→ **EXERCISE INPUT**
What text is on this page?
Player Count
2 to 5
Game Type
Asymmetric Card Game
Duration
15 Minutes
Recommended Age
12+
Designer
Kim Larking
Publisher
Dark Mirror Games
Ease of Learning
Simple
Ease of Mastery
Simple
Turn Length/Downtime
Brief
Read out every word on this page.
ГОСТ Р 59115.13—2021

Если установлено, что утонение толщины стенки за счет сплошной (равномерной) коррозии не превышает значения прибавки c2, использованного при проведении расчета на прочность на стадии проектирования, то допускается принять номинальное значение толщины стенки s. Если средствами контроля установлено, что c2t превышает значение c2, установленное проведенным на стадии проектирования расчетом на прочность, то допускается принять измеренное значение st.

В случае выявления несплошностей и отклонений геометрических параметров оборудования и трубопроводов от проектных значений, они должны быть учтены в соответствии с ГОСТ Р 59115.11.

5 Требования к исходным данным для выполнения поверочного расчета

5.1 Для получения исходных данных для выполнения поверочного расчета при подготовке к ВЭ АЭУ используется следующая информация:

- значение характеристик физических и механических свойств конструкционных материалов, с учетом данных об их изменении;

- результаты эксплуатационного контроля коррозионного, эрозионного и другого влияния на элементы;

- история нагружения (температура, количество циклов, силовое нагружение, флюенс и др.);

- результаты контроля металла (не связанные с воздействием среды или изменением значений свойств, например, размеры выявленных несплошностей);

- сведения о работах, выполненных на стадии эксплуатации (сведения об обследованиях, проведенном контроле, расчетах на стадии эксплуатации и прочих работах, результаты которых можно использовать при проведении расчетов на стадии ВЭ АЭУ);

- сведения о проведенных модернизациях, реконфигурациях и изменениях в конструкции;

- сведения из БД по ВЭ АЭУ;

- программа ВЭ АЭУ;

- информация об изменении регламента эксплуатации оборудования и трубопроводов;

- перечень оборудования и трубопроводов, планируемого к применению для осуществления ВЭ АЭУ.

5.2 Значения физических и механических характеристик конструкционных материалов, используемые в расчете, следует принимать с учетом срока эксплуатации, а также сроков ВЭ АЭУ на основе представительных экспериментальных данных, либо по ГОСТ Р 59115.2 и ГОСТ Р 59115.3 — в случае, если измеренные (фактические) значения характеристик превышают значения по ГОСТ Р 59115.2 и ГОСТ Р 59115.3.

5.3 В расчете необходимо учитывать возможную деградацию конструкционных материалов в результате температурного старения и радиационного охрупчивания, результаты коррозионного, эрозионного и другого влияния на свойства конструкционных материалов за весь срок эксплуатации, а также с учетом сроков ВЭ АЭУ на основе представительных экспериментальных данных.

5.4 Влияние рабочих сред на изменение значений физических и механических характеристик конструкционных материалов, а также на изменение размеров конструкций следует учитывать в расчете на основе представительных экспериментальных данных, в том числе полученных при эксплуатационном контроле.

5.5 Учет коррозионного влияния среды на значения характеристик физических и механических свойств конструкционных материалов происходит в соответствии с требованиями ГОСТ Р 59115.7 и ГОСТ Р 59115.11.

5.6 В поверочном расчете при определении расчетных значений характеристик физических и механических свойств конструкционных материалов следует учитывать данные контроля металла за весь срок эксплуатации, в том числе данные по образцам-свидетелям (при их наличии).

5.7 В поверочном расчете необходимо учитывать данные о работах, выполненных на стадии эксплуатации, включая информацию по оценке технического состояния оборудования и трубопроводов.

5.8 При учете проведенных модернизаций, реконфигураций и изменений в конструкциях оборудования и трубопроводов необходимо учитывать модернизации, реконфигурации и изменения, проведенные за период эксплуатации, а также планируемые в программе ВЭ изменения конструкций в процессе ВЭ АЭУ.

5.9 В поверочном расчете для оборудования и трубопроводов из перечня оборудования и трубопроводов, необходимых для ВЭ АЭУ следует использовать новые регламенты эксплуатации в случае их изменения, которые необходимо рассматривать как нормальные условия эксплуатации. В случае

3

→ **PROBLEM DETAILS**
Transcribe each record exactly. Leave nothing out.

→ **FINISHED EXERCISE**
What text is on this page?
Player Count
2 to 5
Game Type
Asymmetric Card Game
Duration
15 Minutes
Recommended Age
12+
Designer
Kim Larking
Publisher
Dark Mirror Games
Ease of Learning
Simple
Ease of Mastery
Simple
Turn Length/Downtime
Brief
Read out every word on this page.
ГОСТ Р 59115.13—2021

Если установлено, что утонение толщины стенки за счет сплошной (равномерной) коррозии не превышает значения прибавки c2, использованного при проведении расчета на прочность на стадии проектирования, то допускается принять номинальное значение толщины стенки s. Если средствами контроля установлено, что c2t превышает значение c2, установленное проведенным на стадии проектирования расчетом на прочность, то допускается принять измеренное значение st.

В случае выявления несплошностей и отклонений геометрических параметров оборудования и трубопроводов от проектных значений, они должны быть учтены в соответствии с ГОСТ Р 59115.11.

5 Требования к исходным данным для выполнения поверочного расчета

5.1 Для получения исходных данных для выполнения поверочного расчета при подготовке к ВЭ АЭУ используется следующая информация:

- значение характеристик физических и механических свойств конструкционных материалов, с учетом данных об их изменении;

- результаты эксплуатационного контроля коррозионного, эрозионного и другого влияния на элементы;

- история нагружения (температура, количество циклов, силовое нагружение, флюенс и др.);

- результаты контроля металла (не связанные с воздействием среды или изменением значений свойств, например, размеры выявленных несплошностей);

- сведения о работах, выполненных на стадии эксплуатации (сведения об обследованиях, проведенном контроле, расчетах на стадии эксплуатации и прочих работах, результаты которых можно использовать при проведении расчетов на стадии ВЭ АЭУ);

- сведения о проведенных модернизациях, реконфигурациях и изменениях в конструкции;

- сведения из БД по ВЭ АЭУ;

- программа ВЭ АЭУ;

- информация об изменении регламента эксплуатации оборудования и трубопроводов;

- перечень оборудования и трубопроводов, планируемого к применению для осуществления ВЭ АЭУ.

5.2 Значения физических и механических характеристик конструкционных материалов, используемые в расчете, следует принимать с учетом срока эксплуатации, а также сроков ВЭ АЭУ на основе представительных экспериментальных данных, либо по ГОСТ Р 59115.2 и ГОСТ Р 59115.3 — в случае, если измеренные (фактические) значения характеристик превышают значения по ГОСТ Р 59115.2 и ГОСТ Р 59115.3.

5.3 В расчете необходимо учитывать возможную деградацию конструкционных материалов в результате температурного старения и радиационного охрупчивания, результаты коррозионного, эрозионного и другого влияния на свойства конструкционных материалов за весь срок эксплуатации, а также с учетом сроков ВЭ АЭУ на основе представительных экспериментальных данных.

5.4 Влияние рабочих сред на изменение значений физических и механических характеристик конструкционных материалов, а также на изменение размеров конструкций следует учитывать в расчете на основе представительных экспериментальных данных, в том числе полученных при эксплуатационном контроле.

5.5 Учет коррозионного влияния среды на значения характеристик физических и механических свойств конструкционных материалов происходит в соответствии с требованиями ГОСТ Р 59115.7 и ГОСТ Р 59115.11.

5.6 В поверочном расчете при определении расчетных значений характеристик физических и механических свойств конструкционных материалов следует учитывать данные контроля металла за весь срок эксплуатации, в том числе данные по образцам-свидетелям (при их наличии).

5.7 В поверочном расчете необходимо учитывать данные о работах, выполненных на стадии эксплуатации, включая информацию по оценке технического состояния оборудования и трубопроводов.

5.8 При учете проведенных модернизаций, реконфигураций и изменений в конструкциях оборудования и трубопроводов необходимо учитывать модернизации, реконфигурации и изменения, проведенные за период эксплуатации, а также планируемые в программе ВЭ изменения конструкций в процессе ВЭ АЭУ.

5.9 В поверочном расчете для оборудования и трубопроводов из перечня оборудования и трубопроводов, необходимых для ВЭ АЭУ следует использовать новые регламенты эксплуатации в случае их изменения, которые необходимо рассматривать как нормальные условия эксплуатации. В случае

3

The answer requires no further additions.